→ The problem: Output the data word for word, dropping every image.

→ Input rows:
'''

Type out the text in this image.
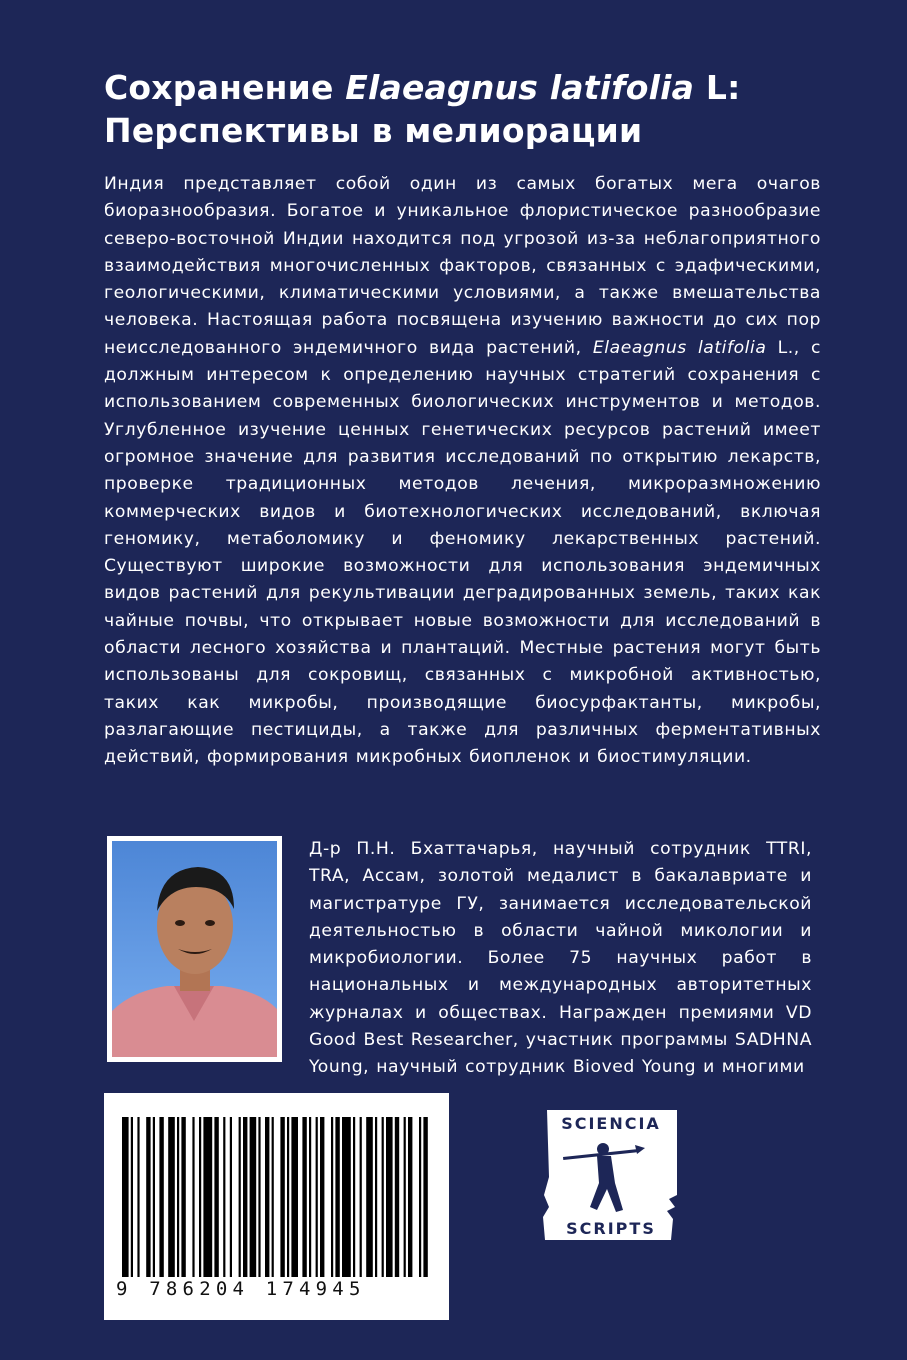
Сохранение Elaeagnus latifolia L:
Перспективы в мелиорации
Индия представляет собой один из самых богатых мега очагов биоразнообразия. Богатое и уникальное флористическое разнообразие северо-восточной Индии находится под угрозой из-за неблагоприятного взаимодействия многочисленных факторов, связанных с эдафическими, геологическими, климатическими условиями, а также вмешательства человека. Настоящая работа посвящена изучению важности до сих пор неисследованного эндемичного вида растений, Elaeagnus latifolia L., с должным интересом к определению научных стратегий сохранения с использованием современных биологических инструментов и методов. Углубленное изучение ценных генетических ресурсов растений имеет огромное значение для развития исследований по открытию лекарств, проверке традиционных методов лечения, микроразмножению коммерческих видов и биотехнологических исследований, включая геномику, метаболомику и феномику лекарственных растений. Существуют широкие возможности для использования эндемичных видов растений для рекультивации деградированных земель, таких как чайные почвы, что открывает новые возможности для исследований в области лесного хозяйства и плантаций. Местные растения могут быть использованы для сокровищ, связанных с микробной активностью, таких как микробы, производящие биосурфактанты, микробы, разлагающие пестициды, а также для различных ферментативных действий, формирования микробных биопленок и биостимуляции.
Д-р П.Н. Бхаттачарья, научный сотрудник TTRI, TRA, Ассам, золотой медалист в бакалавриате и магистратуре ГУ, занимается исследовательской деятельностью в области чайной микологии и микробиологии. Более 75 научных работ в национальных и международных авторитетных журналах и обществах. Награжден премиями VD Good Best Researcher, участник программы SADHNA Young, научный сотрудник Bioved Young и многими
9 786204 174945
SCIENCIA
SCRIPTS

'''

→ Reply to the task:
Type out the text in this image.
Сохранение Elaeagnus latifolia L:
Перспективы в мелиорации
Индия представляет собой один из самых богатых мега очагов биоразнообразия. Богатое и уникальное флористическое разнообразие северо-восточной Индии находится под угрозой из-за неблагоприятного взаимодействия многочисленных факторов, связанных с эдафическими, геологическими, климатическими условиями, а также вмешательства человека. Настоящая работа посвящена изучению важности до сих пор неисследованного эндемичного вида растений, Elaeagnus latifolia L., с должным интересом к определению научных стратегий сохранения с использованием современных биологических инструментов и методов. Углубленное изучение ценных генетических ресурсов растений имеет огромное значение для развития исследований по открытию лекарств, проверке традиционных методов лечения, микроразмножению коммерческих видов и биотехнологических исследований, включая геномику, метаболомику и феномику лекарственных растений. Существуют широкие возможности для использования эндемичных видов растений для рекультивации деградированных земель, таких как чайные почвы, что открывает новые возможности для исследований в области лесного хозяйства и плантаций. Местные растения могут быть использованы для сокровищ, связанных с микробной активностью, таких как микробы, производящие биосурфактанты, микробы, разлагающие пестициды, а также для различных ферментативных действий, формирования микробных биопленок и биостимуляции.
Д-р П.Н. Бхаттачарья, научный сотрудник TTRI, TRA, Ассам, золотой медалист в бакалавриате и магистратуре ГУ, занимается исследовательской деятельностью в области чайной микологии и микробиологии. Более 75 научных работ в национальных и международных авторитетных журналах и обществах. Награжден премиями VD Good Best Researcher, участник программы SADHNA Young, научный сотрудник Bioved Young и многими
9 786204 174945
SCIENCIA
SCRIPTS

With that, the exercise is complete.